Dataset items:
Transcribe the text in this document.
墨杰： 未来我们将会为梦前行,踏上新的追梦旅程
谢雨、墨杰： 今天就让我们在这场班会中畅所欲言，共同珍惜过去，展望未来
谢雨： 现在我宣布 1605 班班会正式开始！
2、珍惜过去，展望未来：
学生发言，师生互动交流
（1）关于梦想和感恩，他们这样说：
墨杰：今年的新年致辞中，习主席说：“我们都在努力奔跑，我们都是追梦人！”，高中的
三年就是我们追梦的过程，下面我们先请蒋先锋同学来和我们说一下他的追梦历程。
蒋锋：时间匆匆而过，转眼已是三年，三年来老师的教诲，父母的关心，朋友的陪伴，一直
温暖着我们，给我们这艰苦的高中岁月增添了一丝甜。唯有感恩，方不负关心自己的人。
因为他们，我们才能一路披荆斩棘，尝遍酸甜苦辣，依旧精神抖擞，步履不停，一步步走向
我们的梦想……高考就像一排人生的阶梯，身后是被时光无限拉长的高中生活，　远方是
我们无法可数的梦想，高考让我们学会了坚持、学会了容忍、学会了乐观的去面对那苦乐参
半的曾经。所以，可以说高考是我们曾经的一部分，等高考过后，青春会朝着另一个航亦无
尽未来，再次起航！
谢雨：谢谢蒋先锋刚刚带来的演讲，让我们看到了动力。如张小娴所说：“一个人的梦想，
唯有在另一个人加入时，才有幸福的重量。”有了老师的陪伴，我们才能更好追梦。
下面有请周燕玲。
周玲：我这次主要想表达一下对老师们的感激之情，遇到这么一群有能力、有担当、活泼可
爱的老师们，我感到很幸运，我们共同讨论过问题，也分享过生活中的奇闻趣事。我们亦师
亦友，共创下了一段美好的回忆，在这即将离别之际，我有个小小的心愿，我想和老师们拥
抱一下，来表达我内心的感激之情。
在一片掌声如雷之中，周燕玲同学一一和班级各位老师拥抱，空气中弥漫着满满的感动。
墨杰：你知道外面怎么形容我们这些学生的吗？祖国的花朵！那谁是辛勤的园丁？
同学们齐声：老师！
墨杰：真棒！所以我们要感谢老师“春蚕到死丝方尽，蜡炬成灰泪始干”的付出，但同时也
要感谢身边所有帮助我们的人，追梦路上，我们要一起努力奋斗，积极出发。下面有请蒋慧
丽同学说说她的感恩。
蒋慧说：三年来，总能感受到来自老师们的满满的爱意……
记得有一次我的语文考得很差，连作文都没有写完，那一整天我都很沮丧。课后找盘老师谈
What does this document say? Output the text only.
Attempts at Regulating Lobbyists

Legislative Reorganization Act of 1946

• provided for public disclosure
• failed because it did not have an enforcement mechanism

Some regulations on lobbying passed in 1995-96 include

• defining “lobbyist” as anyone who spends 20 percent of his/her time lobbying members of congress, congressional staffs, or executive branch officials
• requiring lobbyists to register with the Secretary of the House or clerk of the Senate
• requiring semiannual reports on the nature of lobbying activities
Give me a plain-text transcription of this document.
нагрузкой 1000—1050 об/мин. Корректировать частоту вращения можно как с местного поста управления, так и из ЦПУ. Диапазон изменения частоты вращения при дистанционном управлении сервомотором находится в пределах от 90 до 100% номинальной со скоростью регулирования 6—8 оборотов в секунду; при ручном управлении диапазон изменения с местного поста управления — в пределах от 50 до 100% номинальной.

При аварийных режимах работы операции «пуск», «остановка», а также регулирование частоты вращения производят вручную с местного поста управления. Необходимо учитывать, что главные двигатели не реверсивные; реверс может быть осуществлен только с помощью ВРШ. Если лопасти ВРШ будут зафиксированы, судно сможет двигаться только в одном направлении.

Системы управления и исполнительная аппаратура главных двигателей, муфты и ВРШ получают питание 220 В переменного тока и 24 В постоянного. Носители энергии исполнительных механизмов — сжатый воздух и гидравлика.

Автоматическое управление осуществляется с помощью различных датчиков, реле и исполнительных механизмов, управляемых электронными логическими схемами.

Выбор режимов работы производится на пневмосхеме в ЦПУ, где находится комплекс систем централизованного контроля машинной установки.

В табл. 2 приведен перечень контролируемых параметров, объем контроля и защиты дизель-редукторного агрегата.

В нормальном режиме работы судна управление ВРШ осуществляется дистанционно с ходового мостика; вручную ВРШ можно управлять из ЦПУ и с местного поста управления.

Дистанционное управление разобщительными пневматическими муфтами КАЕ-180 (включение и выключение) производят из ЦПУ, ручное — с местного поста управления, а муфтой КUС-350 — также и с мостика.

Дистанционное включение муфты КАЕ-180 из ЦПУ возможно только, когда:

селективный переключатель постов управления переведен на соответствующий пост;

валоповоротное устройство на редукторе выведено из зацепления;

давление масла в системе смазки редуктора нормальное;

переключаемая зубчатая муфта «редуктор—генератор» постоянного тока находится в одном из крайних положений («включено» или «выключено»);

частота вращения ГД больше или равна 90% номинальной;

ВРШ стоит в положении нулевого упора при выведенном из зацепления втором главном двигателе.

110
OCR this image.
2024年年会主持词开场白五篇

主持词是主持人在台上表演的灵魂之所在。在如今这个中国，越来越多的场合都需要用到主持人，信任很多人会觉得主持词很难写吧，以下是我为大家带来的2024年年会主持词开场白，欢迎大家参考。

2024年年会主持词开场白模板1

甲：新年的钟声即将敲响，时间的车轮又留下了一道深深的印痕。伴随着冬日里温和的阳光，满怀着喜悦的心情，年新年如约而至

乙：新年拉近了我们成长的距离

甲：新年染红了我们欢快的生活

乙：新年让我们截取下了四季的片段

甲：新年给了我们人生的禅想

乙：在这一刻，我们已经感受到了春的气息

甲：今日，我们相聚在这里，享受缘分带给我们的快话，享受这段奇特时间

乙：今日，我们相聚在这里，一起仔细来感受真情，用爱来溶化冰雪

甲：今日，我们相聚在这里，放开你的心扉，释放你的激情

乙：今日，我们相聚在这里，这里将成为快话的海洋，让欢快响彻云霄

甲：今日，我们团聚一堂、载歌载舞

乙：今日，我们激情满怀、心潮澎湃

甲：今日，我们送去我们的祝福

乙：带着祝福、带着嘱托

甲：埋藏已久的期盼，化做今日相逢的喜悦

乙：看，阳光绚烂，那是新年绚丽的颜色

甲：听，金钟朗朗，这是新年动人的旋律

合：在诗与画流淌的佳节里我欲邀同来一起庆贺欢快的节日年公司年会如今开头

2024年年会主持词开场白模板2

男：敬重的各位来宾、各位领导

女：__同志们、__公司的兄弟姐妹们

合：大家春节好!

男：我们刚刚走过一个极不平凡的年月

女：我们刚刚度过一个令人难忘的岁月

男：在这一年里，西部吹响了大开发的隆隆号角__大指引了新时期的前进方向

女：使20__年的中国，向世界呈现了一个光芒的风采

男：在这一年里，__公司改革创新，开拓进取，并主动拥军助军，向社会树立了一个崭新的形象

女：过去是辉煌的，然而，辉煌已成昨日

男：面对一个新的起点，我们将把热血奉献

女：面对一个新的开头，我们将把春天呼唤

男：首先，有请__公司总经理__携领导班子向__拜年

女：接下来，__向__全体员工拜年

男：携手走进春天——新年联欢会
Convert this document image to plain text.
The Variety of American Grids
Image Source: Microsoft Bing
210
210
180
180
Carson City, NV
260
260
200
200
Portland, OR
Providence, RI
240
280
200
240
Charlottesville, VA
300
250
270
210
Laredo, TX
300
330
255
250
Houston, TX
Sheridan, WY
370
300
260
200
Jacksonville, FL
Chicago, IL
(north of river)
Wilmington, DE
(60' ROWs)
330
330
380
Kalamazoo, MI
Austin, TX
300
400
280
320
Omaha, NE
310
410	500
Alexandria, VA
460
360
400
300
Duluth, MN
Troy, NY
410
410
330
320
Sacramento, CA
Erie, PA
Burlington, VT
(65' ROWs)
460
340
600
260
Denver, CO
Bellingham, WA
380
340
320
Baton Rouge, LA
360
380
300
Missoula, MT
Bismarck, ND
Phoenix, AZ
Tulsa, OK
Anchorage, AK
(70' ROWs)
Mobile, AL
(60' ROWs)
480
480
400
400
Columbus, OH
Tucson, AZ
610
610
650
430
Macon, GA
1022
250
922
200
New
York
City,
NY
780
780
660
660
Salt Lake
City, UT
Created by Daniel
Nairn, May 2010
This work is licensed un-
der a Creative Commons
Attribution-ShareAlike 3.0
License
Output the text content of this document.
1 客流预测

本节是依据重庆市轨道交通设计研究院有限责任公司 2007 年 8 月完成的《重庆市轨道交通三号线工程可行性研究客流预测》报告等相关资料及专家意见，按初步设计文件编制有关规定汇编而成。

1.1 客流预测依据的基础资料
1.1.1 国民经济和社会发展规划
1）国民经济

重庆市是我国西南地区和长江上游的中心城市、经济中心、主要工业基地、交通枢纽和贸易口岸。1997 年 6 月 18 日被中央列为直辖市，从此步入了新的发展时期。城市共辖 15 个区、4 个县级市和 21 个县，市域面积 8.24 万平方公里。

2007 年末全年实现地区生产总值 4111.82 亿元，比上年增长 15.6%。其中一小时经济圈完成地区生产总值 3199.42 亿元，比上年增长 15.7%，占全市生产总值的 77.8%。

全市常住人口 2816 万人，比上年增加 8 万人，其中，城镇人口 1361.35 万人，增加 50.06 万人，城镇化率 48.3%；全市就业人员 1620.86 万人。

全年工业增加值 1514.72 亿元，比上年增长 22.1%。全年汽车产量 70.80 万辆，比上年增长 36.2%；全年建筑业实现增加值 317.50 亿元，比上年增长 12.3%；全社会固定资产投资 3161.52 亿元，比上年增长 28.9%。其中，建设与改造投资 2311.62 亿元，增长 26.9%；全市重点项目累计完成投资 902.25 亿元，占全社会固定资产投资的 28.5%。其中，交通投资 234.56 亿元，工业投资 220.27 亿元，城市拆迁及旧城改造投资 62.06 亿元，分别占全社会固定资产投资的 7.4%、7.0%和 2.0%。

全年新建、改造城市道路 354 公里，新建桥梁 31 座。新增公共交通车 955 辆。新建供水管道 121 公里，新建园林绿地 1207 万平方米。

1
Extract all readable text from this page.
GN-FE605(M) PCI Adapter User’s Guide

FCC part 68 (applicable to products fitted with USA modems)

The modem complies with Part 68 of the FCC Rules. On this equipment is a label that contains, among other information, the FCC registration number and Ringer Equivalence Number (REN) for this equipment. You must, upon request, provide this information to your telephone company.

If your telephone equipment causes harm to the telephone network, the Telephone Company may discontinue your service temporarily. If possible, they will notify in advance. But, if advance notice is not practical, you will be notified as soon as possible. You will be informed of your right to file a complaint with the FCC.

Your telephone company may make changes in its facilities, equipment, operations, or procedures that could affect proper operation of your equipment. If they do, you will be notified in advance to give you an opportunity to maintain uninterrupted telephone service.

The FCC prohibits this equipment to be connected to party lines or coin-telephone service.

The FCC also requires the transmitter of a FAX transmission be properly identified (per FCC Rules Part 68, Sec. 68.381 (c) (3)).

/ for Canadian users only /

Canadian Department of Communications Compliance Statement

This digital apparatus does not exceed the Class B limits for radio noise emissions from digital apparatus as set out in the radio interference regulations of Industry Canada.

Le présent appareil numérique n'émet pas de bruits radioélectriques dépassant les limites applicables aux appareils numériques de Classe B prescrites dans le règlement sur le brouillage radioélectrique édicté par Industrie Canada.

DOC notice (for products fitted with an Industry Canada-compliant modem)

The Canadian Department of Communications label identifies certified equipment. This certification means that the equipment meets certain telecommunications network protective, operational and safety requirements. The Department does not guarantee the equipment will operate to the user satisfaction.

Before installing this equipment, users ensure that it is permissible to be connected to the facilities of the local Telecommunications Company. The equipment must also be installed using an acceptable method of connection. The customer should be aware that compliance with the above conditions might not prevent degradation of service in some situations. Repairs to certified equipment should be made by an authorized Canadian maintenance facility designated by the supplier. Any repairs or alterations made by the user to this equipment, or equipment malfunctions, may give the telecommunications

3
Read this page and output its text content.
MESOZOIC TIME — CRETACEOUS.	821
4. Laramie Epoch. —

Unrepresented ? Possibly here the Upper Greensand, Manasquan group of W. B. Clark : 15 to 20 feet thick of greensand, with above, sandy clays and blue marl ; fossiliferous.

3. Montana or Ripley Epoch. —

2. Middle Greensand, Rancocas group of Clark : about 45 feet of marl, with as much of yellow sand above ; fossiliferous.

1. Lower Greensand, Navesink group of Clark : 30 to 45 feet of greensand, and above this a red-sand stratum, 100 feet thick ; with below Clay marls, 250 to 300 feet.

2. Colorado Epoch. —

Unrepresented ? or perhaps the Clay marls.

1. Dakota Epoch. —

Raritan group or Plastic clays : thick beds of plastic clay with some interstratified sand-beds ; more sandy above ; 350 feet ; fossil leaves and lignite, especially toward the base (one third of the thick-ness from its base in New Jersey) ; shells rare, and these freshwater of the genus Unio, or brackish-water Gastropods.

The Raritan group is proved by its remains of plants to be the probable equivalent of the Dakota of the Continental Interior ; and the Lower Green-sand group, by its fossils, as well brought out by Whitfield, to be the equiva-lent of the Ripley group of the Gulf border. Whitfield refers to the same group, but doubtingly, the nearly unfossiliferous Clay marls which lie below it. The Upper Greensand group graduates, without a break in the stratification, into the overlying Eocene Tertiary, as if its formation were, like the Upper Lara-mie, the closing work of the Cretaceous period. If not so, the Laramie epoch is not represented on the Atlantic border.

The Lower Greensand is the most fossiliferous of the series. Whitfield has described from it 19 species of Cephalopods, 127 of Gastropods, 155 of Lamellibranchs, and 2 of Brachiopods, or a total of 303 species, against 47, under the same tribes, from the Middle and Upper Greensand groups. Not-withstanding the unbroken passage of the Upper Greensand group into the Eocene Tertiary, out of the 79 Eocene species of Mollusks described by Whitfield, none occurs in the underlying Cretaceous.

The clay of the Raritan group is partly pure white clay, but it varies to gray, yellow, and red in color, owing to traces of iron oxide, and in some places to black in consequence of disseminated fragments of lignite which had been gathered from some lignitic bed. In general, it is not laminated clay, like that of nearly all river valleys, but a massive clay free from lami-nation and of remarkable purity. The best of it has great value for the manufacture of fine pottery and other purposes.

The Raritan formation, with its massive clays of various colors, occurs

▶ **Stated task**
Return each line in the records that holds the string "clays".

▶ **Solution below**
Unrepresented ? Possibly here the Upper Greensand, Manasquan group of W. B. Clark : 15 to 20 feet thick of greensand, with above, sandy clays and blue marl ; fossiliferous.
Raritan group or Plastic clays : thick beds of plastic clay with some interstratified sand-beds ; more sandy above ; 350 feet ; fossil leaves and lignite, especially toward the base (one third of the thick-ness from its base in New Jersey) ; shells rare, and these freshwater of the genus Unio, or brackish-water Gastropods.
The Raritan formation, with its massive clays of various colors, occurs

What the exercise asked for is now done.